BEGIN Text shown

On 6 mar, 22:44, and(dot)(dot)(dot)(at)dunslane(dot)net (Andrew Dunstan) wrote:
> Holger Hoffstaette wrote:
> > On Fri, 06 Mar 2009 14:32:25 -0600, Kenneth Marshall wrote:
> >> On Fri, Mar 06, 2009 at 02:58:30PM -0500, Andrew Dunstan wrote:
> >>> Yes, I discovered this a few weeks ago. [...]
>
> Maybe someone can trace the libxml calls ... not sure how exactly ...
> given Alvaro's example, it doesn't seem likely to me that this is due to
> a call to xmlCleanupParser(), but maybe the perl code invokes by simply
> doing "use XML::LibXML;" calls that for some perverse reason.

I'm able to duplicate this on Postgres 8.4 (Debian Etch, XML::LibXML
from CPAN). Here's the backtrace from the crash:

#0 0x082f3cf1 in MemoryContextAlloc ()
#1 0x082c3f8a in xml_palloc ()
#2 0xb7dfa548 in xmlInitCharEncodingHandlers () from /usr/lib/
libxml2.so.2
#3 0xb7e0195e in xmlInitParser () from /usr/lib/libxml2.so.2
#4 0xb7dff2ef in xmlCheckVersion () from /usr/lib/libxml2.so.2
#5 0xb573af2e in boot_XML__LibXML ()

END Text shown
BEGIN Supplied data

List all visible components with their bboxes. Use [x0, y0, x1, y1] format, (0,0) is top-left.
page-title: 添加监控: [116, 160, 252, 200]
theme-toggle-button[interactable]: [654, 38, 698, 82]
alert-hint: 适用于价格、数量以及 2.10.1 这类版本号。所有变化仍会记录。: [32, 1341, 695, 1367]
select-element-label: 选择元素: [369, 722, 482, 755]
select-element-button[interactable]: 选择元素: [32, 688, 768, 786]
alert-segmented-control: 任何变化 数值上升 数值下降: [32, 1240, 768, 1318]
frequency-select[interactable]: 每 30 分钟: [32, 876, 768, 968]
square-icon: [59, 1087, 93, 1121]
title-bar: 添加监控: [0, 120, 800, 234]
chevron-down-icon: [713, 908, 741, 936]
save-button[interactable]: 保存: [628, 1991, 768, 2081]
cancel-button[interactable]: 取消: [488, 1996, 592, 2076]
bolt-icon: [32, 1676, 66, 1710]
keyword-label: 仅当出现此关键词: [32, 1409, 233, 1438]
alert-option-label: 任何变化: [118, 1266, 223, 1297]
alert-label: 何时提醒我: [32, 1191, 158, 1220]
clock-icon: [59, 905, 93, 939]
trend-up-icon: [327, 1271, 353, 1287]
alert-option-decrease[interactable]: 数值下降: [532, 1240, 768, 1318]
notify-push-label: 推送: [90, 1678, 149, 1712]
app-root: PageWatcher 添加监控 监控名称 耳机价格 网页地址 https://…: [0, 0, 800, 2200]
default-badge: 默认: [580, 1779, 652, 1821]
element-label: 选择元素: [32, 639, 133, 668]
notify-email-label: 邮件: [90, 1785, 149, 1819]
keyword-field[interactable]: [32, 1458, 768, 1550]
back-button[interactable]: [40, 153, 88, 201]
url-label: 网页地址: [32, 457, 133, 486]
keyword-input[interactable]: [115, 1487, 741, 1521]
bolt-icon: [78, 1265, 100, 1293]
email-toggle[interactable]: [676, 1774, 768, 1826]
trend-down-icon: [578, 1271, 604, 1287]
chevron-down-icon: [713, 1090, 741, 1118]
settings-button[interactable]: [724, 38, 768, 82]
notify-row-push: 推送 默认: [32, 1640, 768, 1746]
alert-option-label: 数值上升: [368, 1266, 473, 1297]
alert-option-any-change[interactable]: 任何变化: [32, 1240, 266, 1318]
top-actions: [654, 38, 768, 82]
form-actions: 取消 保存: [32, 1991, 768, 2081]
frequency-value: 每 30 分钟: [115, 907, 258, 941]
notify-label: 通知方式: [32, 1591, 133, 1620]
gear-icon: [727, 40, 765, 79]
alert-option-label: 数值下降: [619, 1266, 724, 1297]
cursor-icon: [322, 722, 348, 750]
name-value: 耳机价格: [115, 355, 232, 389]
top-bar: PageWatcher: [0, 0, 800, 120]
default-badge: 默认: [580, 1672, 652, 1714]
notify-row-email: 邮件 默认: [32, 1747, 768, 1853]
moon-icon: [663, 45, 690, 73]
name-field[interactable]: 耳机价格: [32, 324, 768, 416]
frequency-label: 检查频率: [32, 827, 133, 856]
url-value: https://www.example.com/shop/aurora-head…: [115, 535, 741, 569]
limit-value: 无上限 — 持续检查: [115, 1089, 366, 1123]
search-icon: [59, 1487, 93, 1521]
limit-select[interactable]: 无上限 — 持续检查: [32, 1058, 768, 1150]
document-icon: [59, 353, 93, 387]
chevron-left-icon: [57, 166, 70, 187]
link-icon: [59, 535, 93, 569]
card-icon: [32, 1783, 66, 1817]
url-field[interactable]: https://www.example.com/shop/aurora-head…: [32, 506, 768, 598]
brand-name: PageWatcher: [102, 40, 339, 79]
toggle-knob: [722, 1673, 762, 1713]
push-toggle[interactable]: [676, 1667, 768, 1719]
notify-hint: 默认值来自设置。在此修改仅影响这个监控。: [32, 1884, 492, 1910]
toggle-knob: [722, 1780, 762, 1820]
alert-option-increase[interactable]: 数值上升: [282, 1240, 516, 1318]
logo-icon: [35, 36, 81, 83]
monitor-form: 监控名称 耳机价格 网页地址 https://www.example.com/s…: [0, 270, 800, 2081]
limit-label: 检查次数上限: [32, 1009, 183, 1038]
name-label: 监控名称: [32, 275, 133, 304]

END Supplied data

→ What is asked
1. In the libxml crash thread, on which Postgres version and operating system was the crash reproduced?
2. Please quote the libxml crash thread, beginning at the words "On 6 mar, 22:44, and(dot)(dot)(dot)(at)dunslane(dot)net" and stopping after "some perverse reason.".
3. Write what comes next in the libxml crash thread, picking up after its last line.

→ Final results
1. Postgres 8.4 on Debian Etch.

2.
On 6 mar, 22:44, and(dot)(dot)(dot)(at)dunslane(dot)net (Andrew Dunstan) wrote:
> Holger Hoffstaette wrote:
> > On Fri, 06 Mar 2009 14:32:25 -0600, Kenneth Marshall wrote:
> >> On Fri, Mar 06, 2009 at 02:58:30PM -0500, Andrew Dunstan wrote:
> >>> Yes, I discovered this a few weeks ago. [...]
>
> Maybe someone can trace the libxml calls ... not sure how exactly ...
> given Alvaro's example, it doesn't seem likely to me that this is due to
> a call to xmlCleanupParser(), but maybe the perl code invokes by simply
> doing "use XML::LibXML;" calls that for some perverse reason.

3.
from /usr/local/lib/perl/5.8.8/auto/XML/LibXML/LibXML.so
#6 0xb587981b in Perl_pp_entersub () from /usr/lib/libperl.so.5.8
#7 0xb5877f19 in Perl_runops_standard () from /usr/lib/libperl.so.5.8
#8 0xb5819b6e in Perl_magicname () from /usr/lib/libperl.so.5.8
#9 0xb581a844 in Perl_call_sv () from /usr/lib/libperl.so.5.8
...

Is it supposed to be OK to call xmlCheckVersion() more than once?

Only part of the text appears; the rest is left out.